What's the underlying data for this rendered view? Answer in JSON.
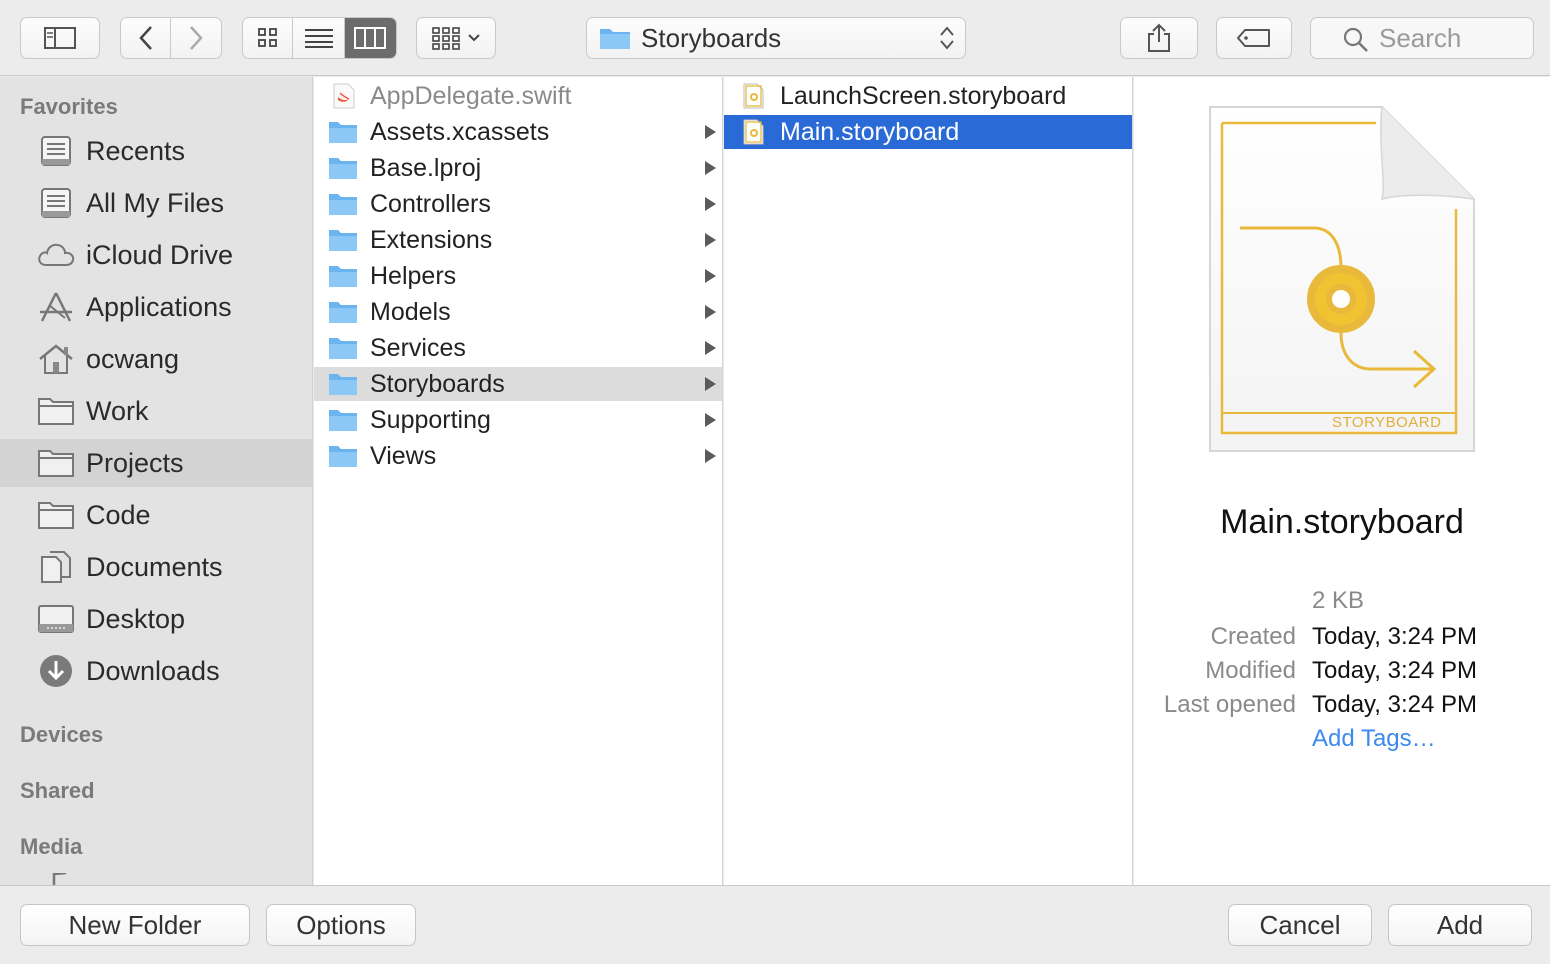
{
  "toolbar": {
    "path_popup_label": "Storyboards",
    "search_placeholder": "Search"
  },
  "sidebar": {
    "sections": {
      "favorites": "Favorites",
      "devices": "Devices",
      "shared": "Shared",
      "media": "Media"
    },
    "items": [
      {
        "label": "Recents",
        "icon": "recents-icon"
      },
      {
        "label": "All My Files",
        "icon": "all-files-icon"
      },
      {
        "label": "iCloud Drive",
        "icon": "cloud-icon"
      },
      {
        "label": "Applications",
        "icon": "applications-icon"
      },
      {
        "label": "ocwang",
        "icon": "home-icon"
      },
      {
        "label": "Work",
        "icon": "folder-icon"
      },
      {
        "label": "Projects",
        "icon": "folder-icon",
        "selected": true
      },
      {
        "label": "Code",
        "icon": "folder-icon"
      },
      {
        "label": "Documents",
        "icon": "documents-icon"
      },
      {
        "label": "Desktop",
        "icon": "desktop-icon"
      },
      {
        "label": "Downloads",
        "icon": "downloads-icon"
      }
    ]
  },
  "column1": [
    {
      "name": "AppDelegate.swift",
      "type": "swift-file",
      "dim": true
    },
    {
      "name": "Assets.xcassets",
      "type": "folder"
    },
    {
      "name": "Base.lproj",
      "type": "folder"
    },
    {
      "name": "Controllers",
      "type": "folder"
    },
    {
      "name": "Extensions",
      "type": "folder"
    },
    {
      "name": "Helpers",
      "type": "folder"
    },
    {
      "name": "Models",
      "type": "folder"
    },
    {
      "name": "Services",
      "type": "folder"
    },
    {
      "name": "Storyboards",
      "type": "folder",
      "selected": true
    },
    {
      "name": "Supporting",
      "type": "folder"
    },
    {
      "name": "Views",
      "type": "folder"
    }
  ],
  "column2": [
    {
      "name": "LaunchScreen.storyboard",
      "type": "storyboard-file"
    },
    {
      "name": "Main.storyboard",
      "type": "storyboard-file",
      "selected": true
    }
  ],
  "preview": {
    "badge": "STORYBOARD",
    "file_name": "Main.storyboard",
    "size": "2 KB",
    "created_label": "Created",
    "created_value": "Today, 3:24 PM",
    "modified_label": "Modified",
    "modified_value": "Today, 3:24 PM",
    "opened_label": "Last opened",
    "opened_value": "Today, 3:24 PM",
    "add_tags": "Add Tags…"
  },
  "buttons": {
    "new_folder": "New Folder",
    "options": "Options",
    "cancel": "Cancel",
    "add": "Add"
  },
  "colors": {
    "selection_blue": "#2a6ad6",
    "folder_blue": "#6bb4ef",
    "storyboard_gold": "#e8b93a",
    "link_blue": "#3c8af0"
  }
}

____________

Objective: Pictures stay out; repeat all the rest of the records exactly.

Complete response:
What's the underlying data for this rendered view? Answer in JSON.
{
  "toolbar": {
    "path_popup_label": "Storyboards",
    "search_placeholder": "Search"
  },
  "sidebar": {
    "sections": {
      "favorites": "Favorites",
      "devices": "Devices",
      "shared": "Shared",
      "media": "Media"
    },
    "items": [
      {
        "label": "Recents",
        "icon": "recents-icon"
      },
      {
        "label": "All My Files",
        "icon": "all-files-icon"
      },
      {
        "label": "iCloud Drive",
        "icon": "cloud-icon"
      },
      {
        "label": "Applications",
        "icon": "applications-icon"
      },
      {
        "label": "ocwang",
        "icon": "home-icon"
      },
      {
        "label": "Work",
        "icon": "folder-icon"
      },
      {
        "label": "Projects",
        "icon": "folder-icon",
        "selected": true
      },
      {
        "label": "Code",
        "icon": "folder-icon"
      },
      {
        "label": "Documents",
        "icon": "documents-icon"
      },
      {
        "label": "Desktop",
        "icon": "desktop-icon"
      },
      {
        "label": "Downloads",
        "icon": "downloads-icon"
      }
    ]
  },
  "column1": [
    {
      "name": "AppDelegate.swift",
      "type": "swift-file",
      "dim": true
    },
    {
      "name": "Assets.xcassets",
      "type": "folder"
    },
    {
      "name": "Base.lproj",
      "type": "folder"
    },
    {
      "name": "Controllers",
      "type": "folder"
    },
    {
      "name": "Extensions",
      "type": "folder"
    },
    {
      "name": "Helpers",
      "type": "folder"
    },
    {
      "name": "Models",
      "type": "folder"
    },
    {
      "name": "Services",
      "type": "folder"
    },
    {
      "name": "Storyboards",
      "type": "folder",
      "selected": true
    },
    {
      "name": "Supporting",
      "type": "folder"
    },
    {
      "name": "Views",
      "type": "folder"
    }
  ],
  "column2": [
    {
      "name": "LaunchScreen.storyboard",
      "type": "storyboard-file"
    },
    {
      "name": "Main.storyboard",
      "type": "storyboard-file",
      "selected": true
    }
  ],
  "preview": {
    "badge": "STORYBOARD",
    "file_name": "Main.storyboard",
    "size": "2 KB",
    "created_label": "Created",
    "created_value": "Today, 3:24 PM",
    "modified_label": "Modified",
    "modified_value": "Today, 3:24 PM",
    "opened_label": "Last opened",
    "opened_value": "Today, 3:24 PM",
    "add_tags": "Add Tags…"
  },
  "buttons": {
    "new_folder": "New Folder",
    "options": "Options",
    "cancel": "Cancel",
    "add": "Add"
  },
  "colors": {
    "selection_blue": "#2a6ad6",
    "folder_blue": "#6bb4ef",
    "storyboard_gold": "#e8b93a",
    "link_blue": "#3c8af0"
  }
}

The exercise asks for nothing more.